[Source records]
+ + + +

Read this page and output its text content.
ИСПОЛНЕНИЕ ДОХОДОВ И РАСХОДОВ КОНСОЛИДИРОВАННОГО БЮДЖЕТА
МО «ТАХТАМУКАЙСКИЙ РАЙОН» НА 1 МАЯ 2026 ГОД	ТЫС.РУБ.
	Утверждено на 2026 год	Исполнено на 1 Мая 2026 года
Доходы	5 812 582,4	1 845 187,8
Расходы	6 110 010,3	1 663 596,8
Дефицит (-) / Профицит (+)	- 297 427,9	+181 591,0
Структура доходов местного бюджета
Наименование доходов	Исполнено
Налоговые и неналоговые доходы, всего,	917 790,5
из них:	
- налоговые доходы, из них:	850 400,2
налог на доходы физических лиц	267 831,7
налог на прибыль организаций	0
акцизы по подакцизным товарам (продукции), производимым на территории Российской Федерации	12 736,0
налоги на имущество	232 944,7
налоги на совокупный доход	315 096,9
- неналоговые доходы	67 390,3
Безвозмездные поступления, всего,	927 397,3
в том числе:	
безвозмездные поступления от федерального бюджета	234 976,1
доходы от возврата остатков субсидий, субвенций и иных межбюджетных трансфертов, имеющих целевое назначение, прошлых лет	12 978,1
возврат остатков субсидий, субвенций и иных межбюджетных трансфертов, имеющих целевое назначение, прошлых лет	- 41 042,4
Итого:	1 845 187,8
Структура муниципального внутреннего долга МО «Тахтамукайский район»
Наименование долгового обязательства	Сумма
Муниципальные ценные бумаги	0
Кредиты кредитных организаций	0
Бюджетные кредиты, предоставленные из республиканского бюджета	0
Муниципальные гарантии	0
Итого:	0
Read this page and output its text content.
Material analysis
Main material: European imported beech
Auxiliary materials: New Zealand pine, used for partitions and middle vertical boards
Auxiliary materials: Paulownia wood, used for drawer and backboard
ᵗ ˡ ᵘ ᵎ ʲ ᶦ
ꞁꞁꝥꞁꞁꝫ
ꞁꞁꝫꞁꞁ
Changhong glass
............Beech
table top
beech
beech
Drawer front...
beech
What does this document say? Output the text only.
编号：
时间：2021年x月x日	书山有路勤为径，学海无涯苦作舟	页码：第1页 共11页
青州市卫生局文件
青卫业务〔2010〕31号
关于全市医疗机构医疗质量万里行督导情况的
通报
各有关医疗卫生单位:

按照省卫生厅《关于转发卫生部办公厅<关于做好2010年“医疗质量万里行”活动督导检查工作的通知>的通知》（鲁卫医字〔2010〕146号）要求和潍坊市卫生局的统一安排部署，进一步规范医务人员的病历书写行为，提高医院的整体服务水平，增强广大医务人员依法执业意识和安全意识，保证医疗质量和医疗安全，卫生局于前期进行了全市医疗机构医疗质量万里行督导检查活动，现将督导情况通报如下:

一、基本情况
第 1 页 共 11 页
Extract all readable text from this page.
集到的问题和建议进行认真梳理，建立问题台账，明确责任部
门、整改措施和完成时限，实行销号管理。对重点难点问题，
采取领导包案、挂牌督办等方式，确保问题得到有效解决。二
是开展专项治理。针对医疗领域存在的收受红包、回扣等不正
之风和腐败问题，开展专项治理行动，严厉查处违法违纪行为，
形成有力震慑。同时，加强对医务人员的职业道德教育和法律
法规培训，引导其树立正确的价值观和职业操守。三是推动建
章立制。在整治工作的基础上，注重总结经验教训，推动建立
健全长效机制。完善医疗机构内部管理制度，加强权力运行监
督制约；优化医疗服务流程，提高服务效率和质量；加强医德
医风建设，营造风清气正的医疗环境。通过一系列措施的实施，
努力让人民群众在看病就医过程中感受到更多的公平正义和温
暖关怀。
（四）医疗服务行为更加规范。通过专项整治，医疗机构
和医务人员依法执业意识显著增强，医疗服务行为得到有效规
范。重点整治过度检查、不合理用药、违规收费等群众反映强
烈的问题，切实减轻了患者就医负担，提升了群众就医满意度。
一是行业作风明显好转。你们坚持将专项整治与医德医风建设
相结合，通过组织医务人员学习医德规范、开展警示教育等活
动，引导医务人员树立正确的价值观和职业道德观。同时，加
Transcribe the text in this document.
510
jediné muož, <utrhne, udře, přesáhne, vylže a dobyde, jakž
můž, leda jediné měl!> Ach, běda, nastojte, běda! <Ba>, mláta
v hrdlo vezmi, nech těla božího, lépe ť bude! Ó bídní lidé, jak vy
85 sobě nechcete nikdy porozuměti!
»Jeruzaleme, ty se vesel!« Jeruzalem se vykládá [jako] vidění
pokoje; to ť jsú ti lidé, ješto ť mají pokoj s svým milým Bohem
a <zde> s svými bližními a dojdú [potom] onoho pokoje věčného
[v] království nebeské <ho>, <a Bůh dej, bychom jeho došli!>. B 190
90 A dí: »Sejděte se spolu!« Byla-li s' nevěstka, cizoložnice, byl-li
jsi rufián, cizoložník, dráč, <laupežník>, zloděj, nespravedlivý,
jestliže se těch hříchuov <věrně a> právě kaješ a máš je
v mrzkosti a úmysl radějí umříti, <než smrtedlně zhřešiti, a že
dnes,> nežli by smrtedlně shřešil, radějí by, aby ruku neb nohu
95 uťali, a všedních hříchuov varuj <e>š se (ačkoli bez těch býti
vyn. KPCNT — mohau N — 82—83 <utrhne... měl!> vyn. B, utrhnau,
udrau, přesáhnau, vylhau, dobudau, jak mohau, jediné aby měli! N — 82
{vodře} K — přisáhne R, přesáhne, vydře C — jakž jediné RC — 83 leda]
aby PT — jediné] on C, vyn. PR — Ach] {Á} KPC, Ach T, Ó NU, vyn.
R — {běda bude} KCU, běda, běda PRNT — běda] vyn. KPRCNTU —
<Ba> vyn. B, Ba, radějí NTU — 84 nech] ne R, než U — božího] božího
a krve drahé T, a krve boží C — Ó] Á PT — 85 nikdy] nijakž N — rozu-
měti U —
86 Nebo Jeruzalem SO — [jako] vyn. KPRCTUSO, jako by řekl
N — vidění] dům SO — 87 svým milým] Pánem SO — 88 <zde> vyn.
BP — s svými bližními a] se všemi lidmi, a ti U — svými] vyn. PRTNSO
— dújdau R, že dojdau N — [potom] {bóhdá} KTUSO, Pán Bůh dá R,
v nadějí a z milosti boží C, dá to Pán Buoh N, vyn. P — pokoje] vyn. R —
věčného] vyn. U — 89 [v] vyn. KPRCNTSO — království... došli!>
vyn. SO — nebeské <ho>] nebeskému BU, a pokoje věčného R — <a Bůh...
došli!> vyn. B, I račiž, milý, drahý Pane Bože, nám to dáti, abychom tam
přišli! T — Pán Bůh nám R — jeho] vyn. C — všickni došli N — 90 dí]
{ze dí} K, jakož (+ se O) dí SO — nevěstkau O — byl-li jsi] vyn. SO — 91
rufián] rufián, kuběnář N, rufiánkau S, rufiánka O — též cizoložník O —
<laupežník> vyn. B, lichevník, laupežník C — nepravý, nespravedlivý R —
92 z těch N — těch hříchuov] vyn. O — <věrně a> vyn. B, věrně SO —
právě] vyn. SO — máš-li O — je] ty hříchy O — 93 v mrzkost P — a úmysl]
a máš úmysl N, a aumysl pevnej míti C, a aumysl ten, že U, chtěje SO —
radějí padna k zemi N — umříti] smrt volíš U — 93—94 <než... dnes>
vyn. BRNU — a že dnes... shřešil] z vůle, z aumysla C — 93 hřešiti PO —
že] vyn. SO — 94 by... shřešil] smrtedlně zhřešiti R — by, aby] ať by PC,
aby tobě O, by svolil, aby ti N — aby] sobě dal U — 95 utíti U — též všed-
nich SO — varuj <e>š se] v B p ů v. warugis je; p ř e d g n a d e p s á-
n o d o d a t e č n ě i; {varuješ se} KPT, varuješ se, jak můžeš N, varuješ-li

+ + + +

In the entries above, count each line that holds "smrtedlně". Give the total and nothing else.

3